- [Aim]: Turn every row below into a Markdown table with the columns Number and Content, putting each row's number in the first column and its line in the second, and leave out any blank lines.

- [The data]:
☆ ☆ ☆ ☆ ☆

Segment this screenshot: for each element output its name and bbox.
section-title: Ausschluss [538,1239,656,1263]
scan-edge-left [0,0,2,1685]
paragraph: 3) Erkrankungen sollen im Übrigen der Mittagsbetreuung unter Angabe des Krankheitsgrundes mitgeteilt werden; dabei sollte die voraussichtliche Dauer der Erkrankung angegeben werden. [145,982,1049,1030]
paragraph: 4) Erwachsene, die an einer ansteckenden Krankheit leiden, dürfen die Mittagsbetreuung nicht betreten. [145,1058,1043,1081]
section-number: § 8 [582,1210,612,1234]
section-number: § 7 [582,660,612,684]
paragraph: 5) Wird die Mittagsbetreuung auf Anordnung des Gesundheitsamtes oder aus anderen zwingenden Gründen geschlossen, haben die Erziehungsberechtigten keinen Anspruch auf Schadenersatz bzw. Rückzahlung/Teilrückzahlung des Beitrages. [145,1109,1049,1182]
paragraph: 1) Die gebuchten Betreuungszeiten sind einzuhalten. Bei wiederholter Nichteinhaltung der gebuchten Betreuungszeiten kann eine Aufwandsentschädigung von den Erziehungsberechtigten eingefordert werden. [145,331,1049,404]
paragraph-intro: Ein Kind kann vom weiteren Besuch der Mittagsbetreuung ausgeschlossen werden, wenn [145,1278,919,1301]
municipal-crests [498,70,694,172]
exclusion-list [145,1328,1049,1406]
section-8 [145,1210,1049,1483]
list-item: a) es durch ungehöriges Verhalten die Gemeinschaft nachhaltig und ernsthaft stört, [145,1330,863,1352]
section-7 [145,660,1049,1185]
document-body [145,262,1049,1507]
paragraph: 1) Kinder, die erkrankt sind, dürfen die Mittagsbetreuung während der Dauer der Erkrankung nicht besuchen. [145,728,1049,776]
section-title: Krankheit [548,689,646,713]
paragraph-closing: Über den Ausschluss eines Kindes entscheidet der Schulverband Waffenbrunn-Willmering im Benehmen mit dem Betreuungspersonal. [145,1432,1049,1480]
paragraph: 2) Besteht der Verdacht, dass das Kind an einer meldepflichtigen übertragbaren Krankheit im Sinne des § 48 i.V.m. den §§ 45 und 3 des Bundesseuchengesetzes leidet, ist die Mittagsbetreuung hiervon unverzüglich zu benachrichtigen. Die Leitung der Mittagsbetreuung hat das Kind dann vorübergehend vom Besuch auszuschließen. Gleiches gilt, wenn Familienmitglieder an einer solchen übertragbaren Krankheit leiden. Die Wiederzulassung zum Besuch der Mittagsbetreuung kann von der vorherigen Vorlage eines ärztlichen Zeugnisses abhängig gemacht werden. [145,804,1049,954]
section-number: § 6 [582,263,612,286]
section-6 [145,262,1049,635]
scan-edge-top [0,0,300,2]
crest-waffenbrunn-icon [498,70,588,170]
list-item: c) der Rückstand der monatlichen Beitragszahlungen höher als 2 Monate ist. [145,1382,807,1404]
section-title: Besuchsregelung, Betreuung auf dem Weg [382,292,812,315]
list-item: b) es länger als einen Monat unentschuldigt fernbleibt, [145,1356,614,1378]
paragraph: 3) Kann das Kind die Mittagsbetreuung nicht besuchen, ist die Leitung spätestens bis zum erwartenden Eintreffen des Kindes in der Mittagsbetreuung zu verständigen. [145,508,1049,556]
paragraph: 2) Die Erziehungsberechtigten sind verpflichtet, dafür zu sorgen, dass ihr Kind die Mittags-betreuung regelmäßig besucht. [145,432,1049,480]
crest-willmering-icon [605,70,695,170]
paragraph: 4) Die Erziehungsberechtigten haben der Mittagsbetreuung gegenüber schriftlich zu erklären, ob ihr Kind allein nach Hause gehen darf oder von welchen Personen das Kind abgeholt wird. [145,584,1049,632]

☆ ☆ ☆ ☆ ☆

- [Task output]:
| Number | Content |
|---|---|
| 1 | Segment this screenshot: for each element output its name and bbox. |
| 2 | section-title: Ausschluss [538,1239,656,1263] |
| 3 | scan-edge-left [0,0,2,1685] |
| 4 | paragraph: 3) Erkrankungen sollen im Übrigen der Mittagsbetreuung unter Angabe des Krankheitsgrundes mitgeteilt werden; dabei sollte die voraussichtliche Dauer der Erkrankung angegeben werden. [145,982,1049,1030] |
| 5 | paragraph: 4) Erwachsene, die an einer ansteckenden Krankheit leiden, dürfen die Mittagsbetreuung nicht betreten. [145,1058,1043,1081] |
| 6 | section-number: § 8 [582,1210,612,1234] |
| 7 | section-number: § 7 [582,660,612,684] |
| 8 | paragraph: 5) Wird die Mittagsbetreuung auf Anordnung des Gesundheitsamtes oder aus anderen zwingenden Gründen geschlossen, haben die Erziehungsberechtigten keinen Anspruch auf Schadenersatz bzw. Rückzahlung/Teilrückzahlung des Beitrages. [145,1109,1049,1182] |
| 9 | paragraph: 1) Die gebuchten Betreuungszeiten sind einzuhalten. Bei wiederholter Nichteinhaltung der gebuchten Betreuungszeiten kann eine Aufwandsentschädigung von den Erziehungsberechtigten eingefordert werden. [145,331,1049,404] |
| 10 | paragraph-intro: Ein Kind kann vom weiteren Besuch der Mittagsbetreuung ausgeschlossen werden, wenn [145,1278,919,1301] |
| 11 | municipal-crests [498,70,694,172] |
| 12 | exclusion-list [145,1328,1049,1406] |
| 13 | section-8 [145,1210,1049,1483] |
| 14 | list-item: a) es durch ungehöriges Verhalten die Gemeinschaft nachhaltig und ernsthaft stört, [145,1330,863,1352] |
| 15 | section-7 [145,660,1049,1185] |
| 16 | document-body [145,262,1049,1507] |
| 17 | paragraph: 1) Kinder, die erkrankt sind, dürfen die Mittagsbetreuung während der Dauer der Erkrankung nicht besuchen. [145,728,1049,776] |
| 18 | section-title: Krankheit [548,689,646,713] |
| 19 | paragraph-closing: Über den Ausschluss eines Kindes entscheidet der Schulverband Waffenbrunn-Willmering im Benehmen mit dem Betreuungspersonal. [145,1432,1049,1480] |
| 20 | paragraph: 2) Besteht der Verdacht, dass das Kind an einer meldepflichtigen übertragbaren Krankheit im Sinne des § 48 i.V.m. den §§ 45 und 3 des Bundesseuchengesetzes leidet, ist die Mittagsbetreuung hiervon unverzüglich zu benachrichtigen. Die Leitung der Mittagsbetreuung hat das Kind dann vorübergehend vom Besuch auszuschließen. Gleiches gilt, wenn Familienmitglieder an einer solchen übertragbaren Krankheit leiden. Die Wiederzulassung zum Besuch der Mittagsbetreuung kann von der vorherigen Vorlage eines ärztlichen Zeugnisses abhängig gemacht werden. [145,804,1049,954] |
| 21 | section-number: § 6 [582,263,612,286] |
| 22 | section-6 [145,262,1049,635] |
| 23 | scan-edge-top [0,0,300,2] |
| 24 | crest-waffenbrunn-icon [498,70,588,170] |
| 25 | list-item: c) der Rückstand der monatlichen Beitragszahlungen höher als 2 Monate ist. [145,1382,807,1404] |
| 26 | section-title: Besuchsregelung, Betreuung auf dem Weg [382,292,812,315] |
| 27 | list-item: b) es länger als einen Monat unentschuldigt fernbleibt, [145,1356,614,1378] |
| 28 | paragraph: 3) Kann das Kind die Mittagsbetreuung nicht besuchen, ist die Leitung spätestens bis zum erwartenden Eintreffen des Kindes in der Mittagsbetreuung zu verständigen. [145,508,1049,556] |
| 29 | paragraph: 2) Die Erziehungsberechtigten sind verpflichtet, dafür zu sorgen, dass ihr Kind die Mittags-betreuung regelmäßig besucht. [145,432,1049,480] |
| 30 | crest-willmering-icon [605,70,695,170] |
| 31 | paragraph: 4) Die Erziehungsberechtigten haben der Mittagsbetreuung gegenüber schriftlich zu erklären, ob ihr Kind allein nach Hause gehen darf oder von welchen Personen das Kind abgeholt wird. [145,584,1049,632] |